Task objective |
Write out all of the entries that follow, word for word, but skip the pictures.

Listing |
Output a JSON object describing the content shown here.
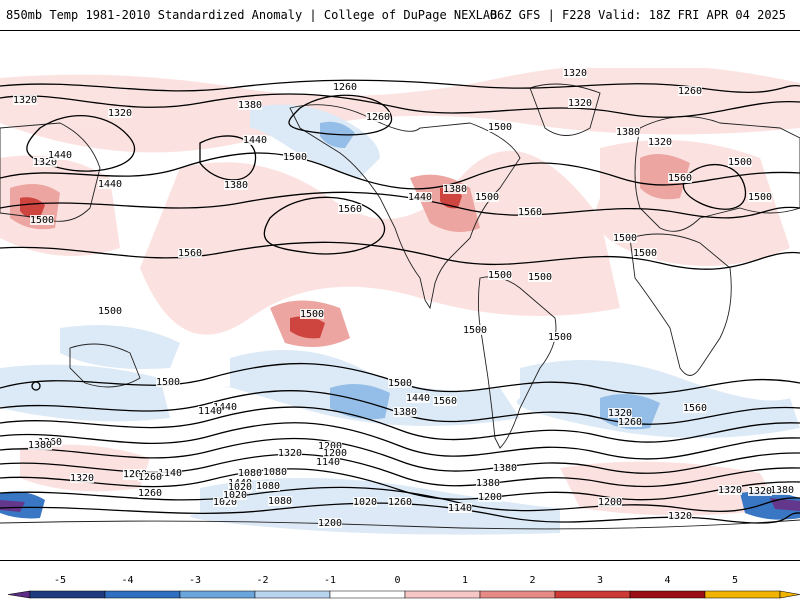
{
  "header": {
    "left_title": "850mb Temp 1981-2010 Standardized Anomaly | College of DuPage NEXLAB",
    "right_title": "06Z GFS | F228 Valid: 18Z FRI APR 04 2025"
  },
  "colorbar": {
    "ticks": [
      "-5",
      "-4",
      "-3",
      "-2",
      "-1",
      "0",
      "1",
      "2",
      "3",
      "4",
      "5"
    ],
    "colors": [
      "#5b2d86",
      "#1f3b80",
      "#2f6fc0",
      "#6aa6dc",
      "#b8d4ef",
      "#ffffff",
      "#f6c7c4",
      "#e58a85",
      "#cc3a35",
      "#990f14",
      "#f0b400"
    ]
  },
  "contour_labels": [
    "1320",
    "1320",
    "1260",
    "1320",
    "1260",
    "1320",
    "1380",
    "1320",
    "1440",
    "1380",
    "1260",
    "1500",
    "1440",
    "1320",
    "1380",
    "1500",
    "1440",
    "1560",
    "1500",
    "1380",
    "1500",
    "1440",
    "1500",
    "1560",
    "1560",
    "1500",
    "1500",
    "1500",
    "1560",
    "1500",
    "1500",
    "1500",
    "1500",
    "1500",
    "1500",
    "1440",
    "1500",
    "1560",
    "1560",
    "1500",
    "1440",
    "1320",
    "1380",
    "1260",
    "1260",
    "1320",
    "1200",
    "1320",
    "1260",
    "1380",
    "1440",
    "1200",
    "1140",
    "1140",
    "1080",
    "1380",
    "1200",
    "1080",
    "1020",
    "1260",
    "1080",
    "1140",
    "1260",
    "1020",
    "1020",
    "1320",
    "1380",
    "1200",
    "1320",
    "1200",
    "1080",
    "1200",
    "1380",
    "1260",
    "1140",
    "1020",
    "1320"
  ],
  "colors": {
    "contour": "#000000",
    "coast": "#222222",
    "border": "#555555"
  }
}
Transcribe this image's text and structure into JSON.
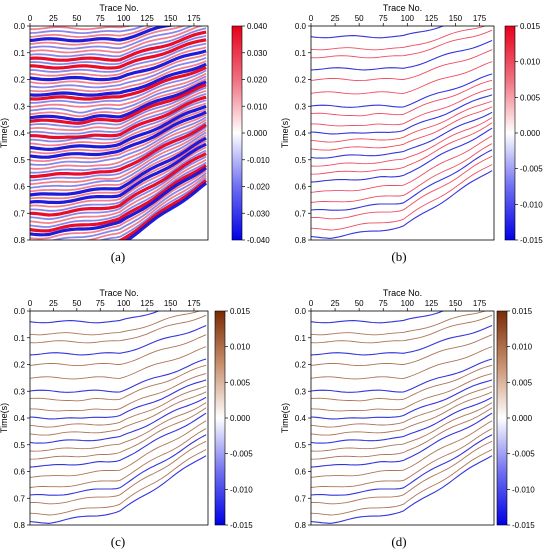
{
  "chart_data": [
    {
      "type": "heatmap",
      "panel": "(a)",
      "x_axis": {
        "label": "Trace No.",
        "ticks": [
          0,
          25,
          50,
          75,
          100,
          125,
          150,
          175
        ],
        "range": [
          0,
          190
        ],
        "position": "top"
      },
      "y_axis": {
        "label": "Time(s)",
        "ticks": [
          0.0,
          0.1,
          0.2,
          0.3,
          0.4,
          0.5,
          0.6,
          0.7,
          0.8
        ],
        "range": [
          0.0,
          0.8
        ],
        "inverted": true
      },
      "colorbar": {
        "ticks": [
          "0.040",
          "0.030",
          "0.020",
          "0.010",
          "0.000",
          "-0.010",
          "-0.020",
          "-0.030",
          "-0.040"
        ],
        "range": [
          -0.04,
          0.04
        ],
        "colormap": "blue-white-red"
      },
      "style": "dense seismic section"
    },
    {
      "type": "line",
      "panel": "(b)",
      "x_axis": {
        "label": "Trace No.",
        "ticks": [
          0,
          25,
          50,
          75,
          100,
          125,
          150,
          175
        ],
        "range": [
          0,
          190
        ],
        "position": "top"
      },
      "y_axis": {
        "label": "Time(s)",
        "ticks": [
          0.0,
          0.1,
          0.2,
          0.3,
          0.4,
          0.5,
          0.6,
          0.7,
          0.8
        ],
        "range": [
          0.0,
          0.8
        ],
        "inverted": true
      },
      "colorbar": {
        "ticks": [
          "0.015",
          "0.010",
          "0.005",
          "0.000",
          "-0.005",
          "-0.010",
          "-0.015"
        ],
        "range": [
          -0.015,
          0.015
        ],
        "colormap": "blue-white-red"
      },
      "style": "sparse reflector lines"
    },
    {
      "type": "line",
      "panel": "(c)",
      "x_axis": {
        "label": "Trace No.",
        "ticks": [
          0,
          25,
          50,
          75,
          100,
          125,
          150,
          175
        ],
        "range": [
          0,
          190
        ],
        "position": "top"
      },
      "y_axis": {
        "label": "Time(s)",
        "ticks": [
          0.0,
          0.1,
          0.2,
          0.3,
          0.4,
          0.5,
          0.6,
          0.7,
          0.8
        ],
        "range": [
          0.0,
          0.8
        ],
        "inverted": true
      },
      "colorbar": {
        "ticks": [
          "0.015",
          "0.010",
          "0.005",
          "0.000",
          "-0.005",
          "-0.010",
          "-0.015"
        ],
        "range": [
          -0.015,
          0.015
        ],
        "colormap": "blue-white-brown"
      },
      "style": "sparse reflector lines"
    },
    {
      "type": "line",
      "panel": "(d)",
      "x_axis": {
        "label": "Trace No.",
        "ticks": [
          0,
          25,
          50,
          75,
          100,
          125,
          150,
          175
        ],
        "range": [
          0,
          190
        ],
        "position": "top"
      },
      "y_axis": {
        "label": "Time(s)",
        "ticks": [
          0.0,
          0.1,
          0.2,
          0.3,
          0.4,
          0.5,
          0.6,
          0.7,
          0.8
        ],
        "range": [
          0.0,
          0.8
        ],
        "inverted": true
      },
      "colorbar": {
        "ticks": [
          "0.015",
          "0.010",
          "0.005",
          "0.000",
          "-0.005",
          "-0.010",
          "-0.015"
        ],
        "range": [
          -0.015,
          0.015
        ],
        "colormap": "blue-white-brown"
      },
      "style": "sparse reflector lines"
    }
  ],
  "colors": {
    "positive_red": "#e8001c",
    "negative_blue": "#1010d8",
    "positive_brown": "#8b3a0f"
  }
}
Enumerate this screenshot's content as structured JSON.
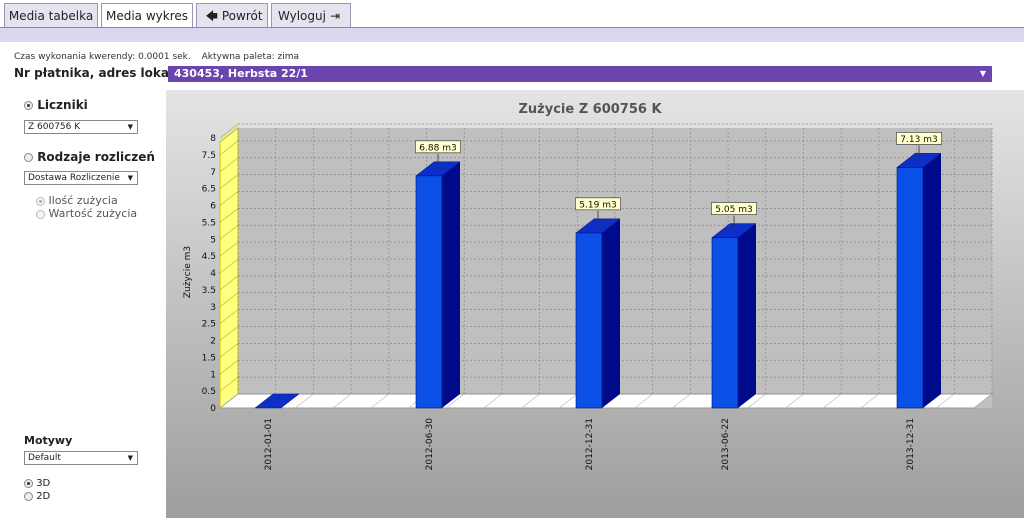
{
  "tabs": [
    {
      "label": "Media tabelka",
      "active": false
    },
    {
      "label": "Media wykres",
      "active": true
    },
    {
      "label": "Powrót",
      "icon": "arrow-left-icon"
    },
    {
      "label": "Wyloguj",
      "icon": "logout-icon"
    }
  ],
  "info": {
    "query_time": "Czas wykonania kwerendy: 0.0001 sek.",
    "palette": "Aktywna paleta: zima"
  },
  "payer": {
    "label": "Nr płatnika, adres lokalu:",
    "value": "430453, Herbsta 22/1"
  },
  "sidebar": {
    "meters_label": "Liczniki",
    "meters_selected": true,
    "meter_value": "Z 600756 K",
    "settlements_label": "Rodzaje rozliczeń",
    "settlements_selected": false,
    "settlement_value": "Dostawa Rozliczenie",
    "sub_options": [
      {
        "label": "Ilość zużycia",
        "selected": true
      },
      {
        "label": "Wartość zużycia",
        "selected": false
      }
    ],
    "motifs_label": "Motywy",
    "motif_value": "Default",
    "dims": [
      {
        "label": "3D",
        "selected": true
      },
      {
        "label": "2D",
        "selected": false
      }
    ]
  },
  "colors": {
    "accent": "#6a45b0",
    "bar": "#0a4fe6",
    "bar_top": "#0d2fc8",
    "bar_side": "#000a8c",
    "wall": "#ffff80",
    "label_bg": "#ffffcc"
  },
  "chart_data": {
    "type": "bar",
    "title": "Zużycie Z 600756 K",
    "ylabel": "Zużycie m3",
    "xlabel": "",
    "ylim": [
      0,
      8
    ],
    "yticks": [
      "0",
      "0.5",
      "1",
      "1.5",
      "2",
      "2.5",
      "3",
      "3.5",
      "4",
      "4.5",
      "5",
      "5.5",
      "6",
      "6.5",
      "7",
      "7.5",
      "8"
    ],
    "categories": [
      "2012-01-01",
      "2012-06-30",
      "2012-12-31",
      "2013-06-22",
      "2013-12-31"
    ],
    "values": [
      0,
      6.88,
      5.19,
      5.05,
      7.13
    ],
    "data_labels": [
      "",
      "6.88 m3",
      "5.19 m3",
      "5.05 m3",
      "7.13 m3"
    ],
    "grid": true,
    "style": "3d"
  }
}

Complete output |
Output a JSON object describing the content shown here.
{
  "header": {
    "left_title": "850mb Temp 1981-2010 Standardized Anomaly | College of DuPage NEXLAB",
    "right_title": "06Z GFS | F228 Valid: 18Z FRI APR 04 2025"
  },
  "colorbar": {
    "ticks": [
      "-5",
      "-4",
      "-3",
      "-2",
      "-1",
      "0",
      "1",
      "2",
      "3",
      "4",
      "5"
    ],
    "colors": [
      "#5b2d86",
      "#1f3b80",
      "#2f6fc0",
      "#6aa6dc",
      "#b8d4ef",
      "#ffffff",
      "#f6c7c4",
      "#e58a85",
      "#cc3a35",
      "#990f14",
      "#f0b400"
    ]
  },
  "contour_labels": [
    "1320",
    "1320",
    "1260",
    "1320",
    "1260",
    "1320",
    "1380",
    "1320",
    "1440",
    "1380",
    "1260",
    "1500",
    "1440",
    "1320",
    "1380",
    "1500",
    "1440",
    "1560",
    "1500",
    "1380",
    "1500",
    "1440",
    "1500",
    "1560",
    "1560",
    "1500",
    "1500",
    "1500",
    "1560",
    "1500",
    "1500",
    "1500",
    "1500",
    "1500",
    "1500",
    "1440",
    "1500",
    "1560",
    "1560",
    "1500",
    "1440",
    "1320",
    "1380",
    "1260",
    "1260",
    "1320",
    "1200",
    "1320",
    "1260",
    "1380",
    "1440",
    "1200",
    "1140",
    "1140",
    "1080",
    "1380",
    "1200",
    "1080",
    "1020",
    "1260",
    "1080",
    "1140",
    "1260",
    "1020",
    "1020",
    "1320",
    "1380",
    "1200",
    "1320",
    "1200",
    "1080",
    "1200",
    "1380",
    "1260",
    "1140",
    "1020",
    "1320"
  ],
  "colors": {
    "contour": "#000000",
    "coast": "#222222",
    "border": "#555555"
  }
}
Transcribe this image's text and structure into JSON.
{
  "chart_data": [
    {
      "type": "heatmap",
      "panel": "(a)",
      "x_axis": {
        "label": "Trace No.",
        "ticks": [
          0,
          25,
          50,
          75,
          100,
          125,
          150,
          175
        ],
        "range": [
          0,
          190
        ],
        "position": "top"
      },
      "y_axis": {
        "label": "Time(s)",
        "ticks": [
          0.0,
          0.1,
          0.2,
          0.3,
          0.4,
          0.5,
          0.6,
          0.7,
          0.8
        ],
        "range": [
          0.0,
          0.8
        ],
        "inverted": true
      },
      "colorbar": {
        "ticks": [
          "0.040",
          "0.030",
          "0.020",
          "0.010",
          "0.000",
          "-0.010",
          "-0.020",
          "-0.030",
          "-0.040"
        ],
        "range": [
          -0.04,
          0.04
        ],
        "colormap": "blue-white-red"
      },
      "style": "dense seismic section"
    },
    {
      "type": "line",
      "panel": "(b)",
      "x_axis": {
        "label": "Trace No.",
        "ticks": [
          0,
          25,
          50,
          75,
          100,
          125,
          150,
          175
        ],
        "range": [
          0,
          190
        ],
        "position": "top"
      },
      "y_axis": {
        "label": "Time(s)",
        "ticks": [
          0.0,
          0.1,
          0.2,
          0.3,
          0.4,
          0.5,
          0.6,
          0.7,
          0.8
        ],
        "range": [
          0.0,
          0.8
        ],
        "inverted": true
      },
      "colorbar": {
        "ticks": [
          "0.015",
          "0.010",
          "0.005",
          "0.000",
          "-0.005",
          "-0.010",
          "-0.015"
        ],
        "range": [
          -0.015,
          0.015
        ],
        "colormap": "blue-white-red"
      },
      "style": "sparse reflector lines"
    },
    {
      "type": "line",
      "panel": "(c)",
      "x_axis": {
        "label": "Trace No.",
        "ticks": [
          0,
          25,
          50,
          75,
          100,
          125,
          150,
          175
        ],
        "range": [
          0,
          190
        ],
        "position": "top"
      },
      "y_axis": {
        "label": "Time(s)",
        "ticks": [
          0.0,
          0.1,
          0.2,
          0.3,
          0.4,
          0.5,
          0.6,
          0.7,
          0.8
        ],
        "range": [
          0.0,
          0.8
        ],
        "inverted": true
      },
      "colorbar": {
        "ticks": [
          "0.015",
          "0.010",
          "0.005",
          "0.000",
          "-0.005",
          "-0.010",
          "-0.015"
        ],
        "range": [
          -0.015,
          0.015
        ],
        "colormap": "blue-white-brown"
      },
      "style": "sparse reflector lines"
    },
    {
      "type": "line",
      "panel": "(d)",
      "x_axis": {
        "label": "Trace No.",
        "ticks": [
          0,
          25,
          50,
          75,
          100,
          125,
          150,
          175
        ],
        "range": [
          0,
          190
        ],
        "position": "top"
      },
      "y_axis": {
        "label": "Time(s)",
        "ticks": [
          0.0,
          0.1,
          0.2,
          0.3,
          0.4,
          0.5,
          0.6,
          0.7,
          0.8
        ],
        "range": [
          0.0,
          0.8
        ],
        "inverted": true
      },
      "colorbar": {
        "ticks": [
          "0.015",
          "0.010",
          "0.005",
          "0.000",
          "-0.005",
          "-0.010",
          "-0.015"
        ],
        "range": [
          -0.015,
          0.015
        ],
        "colormap": "blue-white-brown"
      },
      "style": "sparse reflector lines"
    }
  ],
  "colors": {
    "positive_red": "#e8001c",
    "negative_blue": "#1010d8",
    "positive_brown": "#8b3a0f"
  }
}
Enumerate this screenshot's content as structured JSON.
{
  "tabs": [
    {
      "label": "Media tabelka",
      "active": false
    },
    {
      "label": "Media wykres",
      "active": true
    },
    {
      "label": "Powrót",
      "icon": "arrow-left-icon"
    },
    {
      "label": "Wyloguj",
      "icon": "logout-icon"
    }
  ],
  "info": {
    "query_time": "Czas wykonania kwerendy: 0.0001 sek.",
    "palette": "Aktywna paleta: zima"
  },
  "payer": {
    "label": "Nr płatnika, adres lokalu:",
    "value": "430453, Herbsta 22/1"
  },
  "sidebar": {
    "meters_label": "Liczniki",
    "meters_selected": true,
    "meter_value": "Z 600756 K",
    "settlements_label": "Rodzaje rozliczeń",
    "settlements_selected": false,
    "settlement_value": "Dostawa Rozliczenie",
    "sub_options": [
      {
        "label": "Ilość zużycia",
        "selected": true
      },
      {
        "label": "Wartość zużycia",
        "selected": false
      }
    ],
    "motifs_label": "Motywy",
    "motif_value": "Default",
    "dims": [
      {
        "label": "3D",
        "selected": true
      },
      {
        "label": "2D",
        "selected": false
      }
    ]
  },
  "colors": {
    "accent": "#6a45b0",
    "bar": "#0a4fe6",
    "bar_top": "#0d2fc8",
    "bar_side": "#000a8c",
    "wall": "#ffff80",
    "label_bg": "#ffffcc"
  },
  "chart_data": {
    "type": "bar",
    "title": "Zużycie Z 600756 K",
    "ylabel": "Zużycie m3",
    "xlabel": "",
    "ylim": [
      0,
      8
    ],
    "yticks": [
      "0",
      "0.5",
      "1",
      "1.5",
      "2",
      "2.5",
      "3",
      "3.5",
      "4",
      "4.5",
      "5",
      "5.5",
      "6",
      "6.5",
      "7",
      "7.5",
      "8"
    ],
    "categories": [
      "2012-01-01",
      "2012-06-30",
      "2012-12-31",
      "2013-06-22",
      "2013-12-31"
    ],
    "values": [
      0,
      6.88,
      5.19,
      5.05,
      7.13
    ],
    "data_labels": [
      "",
      "6.88 m3",
      "5.19 m3",
      "5.05 m3",
      "7.13 m3"
    ],
    "grid": true,
    "style": "3d"
  }
}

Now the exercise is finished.